# Exercise goal
Return, word for word, every line that follows.
* Begin Exercise inputs *
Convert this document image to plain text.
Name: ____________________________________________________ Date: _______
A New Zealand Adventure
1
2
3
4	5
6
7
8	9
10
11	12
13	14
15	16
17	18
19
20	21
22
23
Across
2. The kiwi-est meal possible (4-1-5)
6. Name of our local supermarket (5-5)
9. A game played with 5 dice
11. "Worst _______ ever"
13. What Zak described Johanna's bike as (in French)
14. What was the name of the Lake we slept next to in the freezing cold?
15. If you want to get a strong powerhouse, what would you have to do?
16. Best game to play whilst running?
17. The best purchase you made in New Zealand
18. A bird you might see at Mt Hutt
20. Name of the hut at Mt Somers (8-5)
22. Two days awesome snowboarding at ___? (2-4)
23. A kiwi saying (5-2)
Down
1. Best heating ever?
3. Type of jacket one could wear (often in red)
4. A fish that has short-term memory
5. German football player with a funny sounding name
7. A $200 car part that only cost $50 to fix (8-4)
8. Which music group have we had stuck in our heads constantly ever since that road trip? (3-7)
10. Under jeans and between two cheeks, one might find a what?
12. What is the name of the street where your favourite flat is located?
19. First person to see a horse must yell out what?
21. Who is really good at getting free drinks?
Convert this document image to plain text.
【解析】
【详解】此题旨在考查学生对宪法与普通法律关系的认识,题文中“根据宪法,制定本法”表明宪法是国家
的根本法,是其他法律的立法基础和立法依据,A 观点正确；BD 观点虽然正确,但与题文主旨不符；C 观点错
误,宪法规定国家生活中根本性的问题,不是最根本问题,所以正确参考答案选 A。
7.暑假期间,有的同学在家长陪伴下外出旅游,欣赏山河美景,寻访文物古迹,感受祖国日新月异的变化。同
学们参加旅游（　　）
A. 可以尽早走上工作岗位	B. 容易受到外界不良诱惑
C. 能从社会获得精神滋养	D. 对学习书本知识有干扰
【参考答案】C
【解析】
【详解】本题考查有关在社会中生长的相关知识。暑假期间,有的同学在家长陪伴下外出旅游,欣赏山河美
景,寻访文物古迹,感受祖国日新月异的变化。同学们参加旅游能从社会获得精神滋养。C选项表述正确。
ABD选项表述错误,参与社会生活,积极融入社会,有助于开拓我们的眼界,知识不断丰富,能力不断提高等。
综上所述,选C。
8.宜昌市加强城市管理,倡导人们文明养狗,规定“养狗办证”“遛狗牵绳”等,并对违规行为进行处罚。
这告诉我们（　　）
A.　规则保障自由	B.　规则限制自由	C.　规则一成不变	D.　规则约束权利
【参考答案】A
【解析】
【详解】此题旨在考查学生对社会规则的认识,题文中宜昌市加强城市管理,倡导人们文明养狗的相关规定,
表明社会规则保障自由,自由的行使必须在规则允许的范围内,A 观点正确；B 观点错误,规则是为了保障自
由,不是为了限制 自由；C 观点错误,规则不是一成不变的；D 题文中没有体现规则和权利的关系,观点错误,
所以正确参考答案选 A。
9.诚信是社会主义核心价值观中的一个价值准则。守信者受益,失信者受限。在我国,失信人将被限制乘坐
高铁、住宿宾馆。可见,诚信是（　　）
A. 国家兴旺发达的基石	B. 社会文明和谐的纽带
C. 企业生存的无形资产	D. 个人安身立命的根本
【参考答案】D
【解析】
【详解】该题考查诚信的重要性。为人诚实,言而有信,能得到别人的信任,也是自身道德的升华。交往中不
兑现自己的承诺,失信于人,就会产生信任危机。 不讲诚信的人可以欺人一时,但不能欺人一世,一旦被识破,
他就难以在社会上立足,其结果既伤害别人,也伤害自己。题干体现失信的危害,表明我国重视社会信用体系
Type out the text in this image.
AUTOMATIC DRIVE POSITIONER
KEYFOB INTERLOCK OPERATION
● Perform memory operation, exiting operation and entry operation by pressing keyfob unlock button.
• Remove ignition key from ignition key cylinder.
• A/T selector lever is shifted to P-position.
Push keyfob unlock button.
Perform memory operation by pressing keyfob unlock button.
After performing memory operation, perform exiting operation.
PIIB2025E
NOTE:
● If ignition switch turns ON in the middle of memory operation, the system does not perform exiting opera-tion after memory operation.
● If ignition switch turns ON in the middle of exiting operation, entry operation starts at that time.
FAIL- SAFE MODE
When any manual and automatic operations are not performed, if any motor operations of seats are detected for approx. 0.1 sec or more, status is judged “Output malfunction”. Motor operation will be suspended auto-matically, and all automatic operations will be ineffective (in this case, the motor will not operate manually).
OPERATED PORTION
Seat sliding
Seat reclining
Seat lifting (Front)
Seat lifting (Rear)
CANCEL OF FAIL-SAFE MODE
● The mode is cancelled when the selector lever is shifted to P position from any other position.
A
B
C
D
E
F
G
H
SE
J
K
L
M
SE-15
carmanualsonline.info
* End Exercise inputs *
# Output for this task
Convert this document image to plain text.
Name: ____________________________________________________ Date: _______
A New Zealand Adventure
1
2
3
4	5
6
7
8	9
10
11	12
13	14
15	16
17	18
19
20	21
22
23
Across
2. The kiwi-est meal possible (4-1-5)
6. Name of our local supermarket (5-5)
9. A game played with 5 dice
11. "Worst _______ ever"
13. What Zak described Johanna's bike as (in French)
14. What was the name of the Lake we slept next to in the freezing cold?
15. If you want to get a strong powerhouse, what would you have to do?
16. Best game to play whilst running?
17. The best purchase you made in New Zealand
18. A bird you might see at Mt Hutt
20. Name of the hut at Mt Somers (8-5)
22. Two days awesome snowboarding at ___? (2-4)
23. A kiwi saying (5-2)
Down
1. Best heating ever?
3. Type of jacket one could wear (often in red)
4. A fish that has short-term memory
5. German football player with a funny sounding name
7. A $200 car part that only cost $50 to fix (8-4)
8. Which music group have we had stuck in our heads constantly ever since that road trip? (3-7)
10. Under jeans and between two cheeks, one might find a what?
12. What is the name of the street where your favourite flat is located?
19. First person to see a horse must yell out what?
21. Who is really good at getting free drinks?
Convert this document image to plain text.
【解析】
【详解】此题旨在考查学生对宪法与普通法律关系的认识,题文中“根据宪法,制定本法”表明宪法是国家
的根本法,是其他法律的立法基础和立法依据,A 观点正确；BD 观点虽然正确,但与题文主旨不符；C 观点错
误,宪法规定国家生活中根本性的问题,不是最根本问题,所以正确参考答案选 A。
7.暑假期间,有的同学在家长陪伴下外出旅游,欣赏山河美景,寻访文物古迹,感受祖国日新月异的变化。同
学们参加旅游（　　）
A. 可以尽早走上工作岗位	B. 容易受到外界不良诱惑
C. 能从社会获得精神滋养	D. 对学习书本知识有干扰
【参考答案】C
【解析】
【详解】本题考查有关在社会中生长的相关知识。暑假期间,有的同学在家长陪伴下外出旅游,欣赏山河美
景,寻访文物古迹,感受祖国日新月异的变化。同学们参加旅游能从社会获得精神滋养。C选项表述正确。
ABD选项表述错误,参与社会生活,积极融入社会,有助于开拓我们的眼界,知识不断丰富,能力不断提高等。
综上所述,选C。
8.宜昌市加强城市管理,倡导人们文明养狗,规定“养狗办证”“遛狗牵绳”等,并对违规行为进行处罚。
这告诉我们（　　）
A.　规则保障自由	B.　规则限制自由	C.　规则一成不变	D.　规则约束权利
【参考答案】A
【解析】
【详解】此题旨在考查学生对社会规则的认识,题文中宜昌市加强城市管理,倡导人们文明养狗的相关规定,
表明社会规则保障自由,自由的行使必须在规则允许的范围内,A 观点正确；B 观点错误,规则是为了保障自
由,不是为了限制 自由；C 观点错误,规则不是一成不变的；D 题文中没有体现规则和权利的关系,观点错误,
所以正确参考答案选 A。
9.诚信是社会主义核心价值观中的一个价值准则。守信者受益,失信者受限。在我国,失信人将被限制乘坐
高铁、住宿宾馆。可见,诚信是（　　）
A. 国家兴旺发达的基石	B. 社会文明和谐的纽带
C. 企业生存的无形资产	D. 个人安身立命的根本
【参考答案】D
【解析】
【详解】该题考查诚信的重要性。为人诚实,言而有信,能得到别人的信任,也是自身道德的升华。交往中不
兑现自己的承诺,失信于人,就会产生信任危机。 不讲诚信的人可以欺人一时,但不能欺人一世,一旦被识破,
他就难以在社会上立足,其结果既伤害别人,也伤害自己。题干体现失信的危害,表明我国重视社会信用体系
Type out the text in this image.
AUTOMATIC DRIVE POSITIONER
KEYFOB INTERLOCK OPERATION
● Perform memory operation, exiting operation and entry operation by pressing keyfob unlock button.
• Remove ignition key from ignition key cylinder.
• A/T selector lever is shifted to P-position.
Push keyfob unlock button.
Perform memory operation by pressing keyfob unlock button.
After performing memory operation, perform exiting operation.
PIIB2025E
NOTE:
● If ignition switch turns ON in the middle of memory operation, the system does not perform exiting opera-tion after memory operation.
● If ignition switch turns ON in the middle of exiting operation, entry operation starts at that time.
FAIL- SAFE MODE
When any manual and automatic operations are not performed, if any motor operations of seats are detected for approx. 0.1 sec or more, status is judged “Output malfunction”. Motor operation will be suspended auto-matically, and all automatic operations will be ineffective (in this case, the motor will not operate manually).
OPERATED PORTION
Seat sliding
Seat reclining
Seat lifting (Front)
Seat lifting (Rear)
CANCEL OF FAIL-SAFE MODE
● The mode is cancelled when the selector lever is shifted to P position from any other position.
A
B
C
D
E
F
G
H
SE
J
K
L
M
SE-15
carmanualsonline.info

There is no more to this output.